==== Fragmento del texto
14/06/2026
EL SAGRADO CORAZÓN
Entronización y lucha contra el mundo moderno
"¡He aquí este Corazón que tanto ha amado a los hombres y que de ellos no recibe más que ingratitudes!"
Estas palabras, dirigidas por Nuestro Señor a Santa Margarita María Alacoque, resumen el drama de nuestra época. El mundo moderno rechaza a Cristo Rey, desprecia su ley y pretende construir una civilización sin Dios. Frente a esta rebelión, la Iglesia ofrece un remedio poderoso: la devoción al Sagrado Corazón de Jesús y su entronización en las familias.
¿Qué es el Sagrado Corazón de Jesús?
No adoramos simplemente un símbolo. Adoramos el Corazón humano de Jesucristo, unido hipostáticamente a la Segunda Persona de la Santísima Trinidad.
Ese Corazón es:
El Corazón que amó a María y a José en Nazaret.
El Corazón que lloró por Jerusalén.
El Corazón que se compadeció de los pecadores.
El Corazón traspasado por la lanza en el Calvario.
El Corazón glorioso que reina eternamente en el Cielo.
Cuando veneramos el Sagrado Corazón, veneramos el amor infinito de Dios manifestado en Jesucristo.
El ataque del mundo moderno
La Revolución moderna declaró la guerra a Cristo.
Primero expulsó a Dios de la política.
Luego expulsó a Dios de la educación.
Después expulsó a Dios de la familia.
Finalmente intenta expulsarlo del alma humana.
Hoy se nos dice:
"No hay verdad absoluta."
"Todas las religiones son iguales."
"Cada uno crea su propia moral."
"La fe debe permanecer en privado."
Pero Cristo no dijo: "Yo soy una opinión entre muchas."
Cristo afirmó:
> "Yo soy el Camino, la Verdad y la Vida" (Jn 14,6).
La lucha de nuestro tiempo es la misma que en todos los siglos: Cristo Rey contra el reino del pecado.
La Entronización del Sagrado Corazón
La entronización consiste en reconocer públicamente a Jesucristo como Rey y Señor del hogar.
No es una decoración religiosa.
No es un simple cuadro en una pared.
Es un acto de consagración mediante el cual la familia declara:
"Jesús reina en esta casa."
La imagen del Sagrado Corazón ocupa un lugar de honor porque representa la soberanía de Cristo sobre:
Los padres.
Los hijos.
Las decisiones familiares.
El trabajo.
Las alegrías.
Los sufrimientos.
La familia se convierte así en una pequeña fortaleza católica.
¿Por qué es tan necesaria hoy?
Porque la familia está bajo asedio.
El relativismo corroe la fe.
La impureza invade las pantallas.
========
==== Extractos de registros
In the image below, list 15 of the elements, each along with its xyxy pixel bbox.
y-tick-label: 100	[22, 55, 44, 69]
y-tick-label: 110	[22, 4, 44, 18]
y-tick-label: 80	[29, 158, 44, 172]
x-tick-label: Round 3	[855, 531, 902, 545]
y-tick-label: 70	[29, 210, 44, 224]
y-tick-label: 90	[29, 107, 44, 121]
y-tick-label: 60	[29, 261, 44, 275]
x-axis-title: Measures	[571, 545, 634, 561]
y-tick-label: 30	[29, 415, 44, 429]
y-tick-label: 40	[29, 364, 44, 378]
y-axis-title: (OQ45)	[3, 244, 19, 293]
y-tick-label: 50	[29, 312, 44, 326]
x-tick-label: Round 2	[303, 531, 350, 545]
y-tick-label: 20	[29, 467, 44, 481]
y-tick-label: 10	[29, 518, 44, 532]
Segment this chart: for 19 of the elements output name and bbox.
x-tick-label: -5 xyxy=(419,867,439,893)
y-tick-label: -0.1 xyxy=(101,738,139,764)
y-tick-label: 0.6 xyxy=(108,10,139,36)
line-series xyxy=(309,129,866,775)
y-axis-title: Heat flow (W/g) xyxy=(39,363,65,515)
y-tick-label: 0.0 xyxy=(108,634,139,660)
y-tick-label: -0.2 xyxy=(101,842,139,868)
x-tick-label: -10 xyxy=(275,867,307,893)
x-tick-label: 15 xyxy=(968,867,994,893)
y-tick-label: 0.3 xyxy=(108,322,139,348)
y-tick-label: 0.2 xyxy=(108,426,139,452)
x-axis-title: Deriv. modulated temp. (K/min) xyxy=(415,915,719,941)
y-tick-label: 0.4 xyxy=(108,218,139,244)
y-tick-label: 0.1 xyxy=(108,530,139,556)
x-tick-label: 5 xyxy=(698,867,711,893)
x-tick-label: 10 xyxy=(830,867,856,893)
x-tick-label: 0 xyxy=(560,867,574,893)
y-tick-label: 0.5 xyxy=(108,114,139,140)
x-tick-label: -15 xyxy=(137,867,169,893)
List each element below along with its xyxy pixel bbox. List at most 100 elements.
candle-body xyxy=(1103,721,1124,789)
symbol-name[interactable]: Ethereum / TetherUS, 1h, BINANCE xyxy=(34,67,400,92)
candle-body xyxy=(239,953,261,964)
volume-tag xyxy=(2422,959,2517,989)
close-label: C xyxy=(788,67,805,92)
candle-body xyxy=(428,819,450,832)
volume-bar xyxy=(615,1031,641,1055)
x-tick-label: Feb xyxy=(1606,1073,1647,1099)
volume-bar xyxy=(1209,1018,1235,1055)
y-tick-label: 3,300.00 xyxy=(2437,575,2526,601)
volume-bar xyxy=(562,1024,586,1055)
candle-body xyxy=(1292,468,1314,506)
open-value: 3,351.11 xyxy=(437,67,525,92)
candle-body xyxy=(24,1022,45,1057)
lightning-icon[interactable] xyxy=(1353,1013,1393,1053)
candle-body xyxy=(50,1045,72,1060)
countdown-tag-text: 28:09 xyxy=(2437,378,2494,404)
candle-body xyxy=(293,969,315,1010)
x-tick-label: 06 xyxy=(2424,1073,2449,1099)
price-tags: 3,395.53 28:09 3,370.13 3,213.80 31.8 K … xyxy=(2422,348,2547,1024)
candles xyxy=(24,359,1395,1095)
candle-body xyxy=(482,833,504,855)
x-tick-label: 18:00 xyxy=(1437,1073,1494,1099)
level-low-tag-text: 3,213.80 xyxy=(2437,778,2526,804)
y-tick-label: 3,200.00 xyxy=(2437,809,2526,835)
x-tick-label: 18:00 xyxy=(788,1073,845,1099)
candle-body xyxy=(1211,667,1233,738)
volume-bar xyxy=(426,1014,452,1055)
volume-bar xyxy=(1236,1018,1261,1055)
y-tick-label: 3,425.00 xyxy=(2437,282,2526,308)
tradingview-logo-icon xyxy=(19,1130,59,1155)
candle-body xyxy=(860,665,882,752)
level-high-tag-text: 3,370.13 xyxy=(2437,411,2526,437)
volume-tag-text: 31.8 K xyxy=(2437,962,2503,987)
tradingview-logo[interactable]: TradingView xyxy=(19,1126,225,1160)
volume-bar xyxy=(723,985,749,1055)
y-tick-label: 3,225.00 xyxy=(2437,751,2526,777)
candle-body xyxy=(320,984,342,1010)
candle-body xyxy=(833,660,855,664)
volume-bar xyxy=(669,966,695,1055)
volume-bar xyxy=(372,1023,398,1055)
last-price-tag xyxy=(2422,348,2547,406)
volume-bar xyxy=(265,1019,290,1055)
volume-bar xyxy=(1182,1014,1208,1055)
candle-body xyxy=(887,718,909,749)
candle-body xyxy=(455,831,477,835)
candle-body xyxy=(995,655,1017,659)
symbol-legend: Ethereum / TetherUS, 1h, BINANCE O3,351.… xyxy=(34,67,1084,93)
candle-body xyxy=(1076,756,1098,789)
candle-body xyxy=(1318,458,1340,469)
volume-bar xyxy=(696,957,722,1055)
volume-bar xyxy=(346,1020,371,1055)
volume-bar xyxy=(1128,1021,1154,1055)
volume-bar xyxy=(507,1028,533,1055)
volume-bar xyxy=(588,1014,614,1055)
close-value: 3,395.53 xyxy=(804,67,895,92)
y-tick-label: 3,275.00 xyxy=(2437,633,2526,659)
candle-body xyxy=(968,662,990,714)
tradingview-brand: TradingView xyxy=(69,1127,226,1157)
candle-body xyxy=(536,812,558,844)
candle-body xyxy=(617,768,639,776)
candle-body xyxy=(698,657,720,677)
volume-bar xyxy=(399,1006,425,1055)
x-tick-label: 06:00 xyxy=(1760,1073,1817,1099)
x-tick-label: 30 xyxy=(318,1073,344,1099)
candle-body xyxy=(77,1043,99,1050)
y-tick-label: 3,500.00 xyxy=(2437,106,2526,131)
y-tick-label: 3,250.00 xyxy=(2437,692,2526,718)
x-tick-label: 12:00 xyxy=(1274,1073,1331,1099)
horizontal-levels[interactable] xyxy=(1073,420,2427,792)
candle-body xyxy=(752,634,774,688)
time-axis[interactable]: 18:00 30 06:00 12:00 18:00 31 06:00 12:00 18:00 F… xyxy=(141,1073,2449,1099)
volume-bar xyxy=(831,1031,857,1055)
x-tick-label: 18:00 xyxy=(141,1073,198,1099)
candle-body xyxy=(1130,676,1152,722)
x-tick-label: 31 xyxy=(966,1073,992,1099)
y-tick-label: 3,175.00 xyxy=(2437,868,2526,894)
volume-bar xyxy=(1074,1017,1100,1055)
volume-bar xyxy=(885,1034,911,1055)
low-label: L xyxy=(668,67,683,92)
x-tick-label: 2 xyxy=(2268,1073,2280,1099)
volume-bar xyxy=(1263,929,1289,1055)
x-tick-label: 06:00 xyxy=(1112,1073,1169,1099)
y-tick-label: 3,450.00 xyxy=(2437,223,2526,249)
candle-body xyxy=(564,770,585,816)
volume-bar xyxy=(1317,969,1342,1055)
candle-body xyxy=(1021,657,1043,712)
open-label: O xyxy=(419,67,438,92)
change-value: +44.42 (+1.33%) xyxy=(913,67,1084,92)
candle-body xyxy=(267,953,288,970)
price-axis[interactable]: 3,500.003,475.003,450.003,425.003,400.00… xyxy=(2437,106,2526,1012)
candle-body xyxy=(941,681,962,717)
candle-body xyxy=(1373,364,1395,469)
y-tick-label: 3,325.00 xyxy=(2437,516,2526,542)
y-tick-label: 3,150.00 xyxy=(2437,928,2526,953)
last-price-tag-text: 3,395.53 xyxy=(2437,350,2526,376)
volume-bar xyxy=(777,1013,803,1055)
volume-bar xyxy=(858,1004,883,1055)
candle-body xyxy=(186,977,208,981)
========
■ Tareas ■
**A)** Según el texto sobre el Sagrado Corazón, ¿en qué consiste la entronización?
**B)** Prosigue el texto sobre el Sagrado Corazón a partir de su última frase.
Los registros no intervienen en nada de lo que aquí se pide.

■ Respuestas por tarea ■
**A)** En reconocer públicamente a Jesucristo como Rey y Señor del hogar.

**B)**
La ideología moderna confunde a los jóvenes.
La cultura dominante enseña a vivir como si Dios no existiera.
Por eso la entronización es un acto de resistencia espiritual.
Es levantar el estandarte de Cristo dentro del propio hogar.
Es proclamar:
"Esta casa pertenece a Jesucristo."
El Corazón de Jesús y el combate espiritual
Muchos imaginan al Sagrado Corazón como una devoción sentimental.
Nada más lejos de la realidad.
El Corazón de Cristo es también el Corazón del Rey vencedor.
El mismo Cristo que perdonó a la adúltera expulsó a los mercaderes del Templo.
El mismo Cristo que abrazó a los niños anunció el juicio eterno.
Su amor no es debilidad.
Su misericordia no es complicidad con el pecado.
Su Corazón arde de caridad, pero también de celo por la gloria de Dios.
Por eso los católicos debemos combatir:
El pecado en nosotros mismos.
El error en nuestras ideas.
La indiferencia religiosa.
La cobardía espiritual.
La apostasía del mundo moderno.
Promesas del Sagrado Corazón
Entre las promesas transmitidas a Santa Margarita María destacan:
Dar paz a las familias.
Consolar en las aflicciones.
Bendecir los hogares donde su imagen sea honrada.
Ser refugio seguro en la vida y en la muerte.
Derramar abundantes gracias sobre quienes le sean devotos.
Estas promesas no son una fórmula mágica. Son una invitación a vivir unidos a Cristo y a confiar en Él.
El mundo moderno exige que los católicos oculten su fe.
El Sagrado Corazón exige lo contrario.
Exige fidelidad.
Exige valentía.
Exige que Cristo reine.
Entronizar el Sagrado Corazón de Jesús es levantar una muralla espiritual contra el avance del error. Es declarar que, aunque el mundo cambie, aunque las modas pasen y aunque los enemigos de la fe se multipliquen, Jesucristo sigue siendo Rey.
Que en cada hogar católico vuelva a escucharse el antiguo grito de combate:
¡Sagrado Corazón de Jesús, en Vos confío!
¡Sagrado Corazón de Jesús, reine en nuestras familias!